_Available data:_
============
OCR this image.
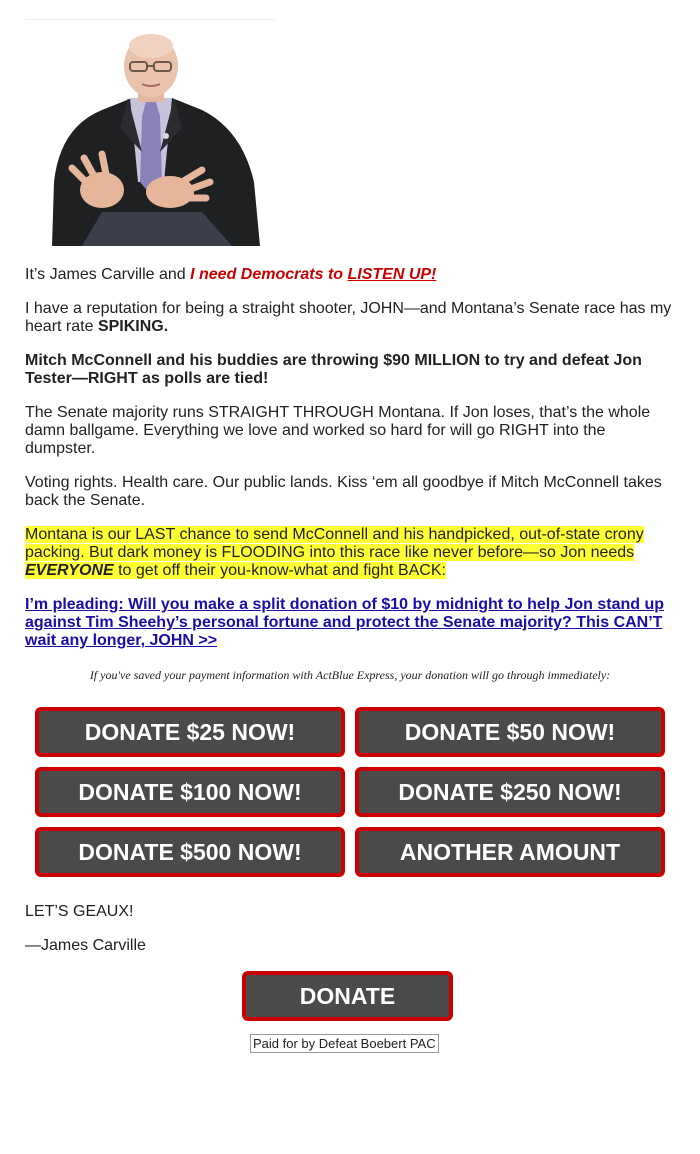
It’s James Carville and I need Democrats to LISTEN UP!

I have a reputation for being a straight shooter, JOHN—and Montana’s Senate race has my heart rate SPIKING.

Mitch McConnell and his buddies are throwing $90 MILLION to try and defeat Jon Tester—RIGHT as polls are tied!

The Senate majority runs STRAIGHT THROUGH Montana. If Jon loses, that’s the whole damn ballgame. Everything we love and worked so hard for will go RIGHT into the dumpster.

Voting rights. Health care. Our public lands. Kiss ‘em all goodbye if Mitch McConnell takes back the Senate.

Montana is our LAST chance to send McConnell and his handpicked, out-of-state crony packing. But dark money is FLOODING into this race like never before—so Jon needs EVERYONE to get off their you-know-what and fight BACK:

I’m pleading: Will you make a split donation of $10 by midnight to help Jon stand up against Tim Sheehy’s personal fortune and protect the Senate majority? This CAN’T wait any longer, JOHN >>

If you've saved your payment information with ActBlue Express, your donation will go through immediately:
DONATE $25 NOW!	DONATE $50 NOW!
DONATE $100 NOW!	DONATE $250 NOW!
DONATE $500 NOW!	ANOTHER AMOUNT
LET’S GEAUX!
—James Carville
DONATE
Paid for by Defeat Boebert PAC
============
_Goal:_ On how many lines does the word "Senate" appear? Answer with only the number.

_Complete output:_ 4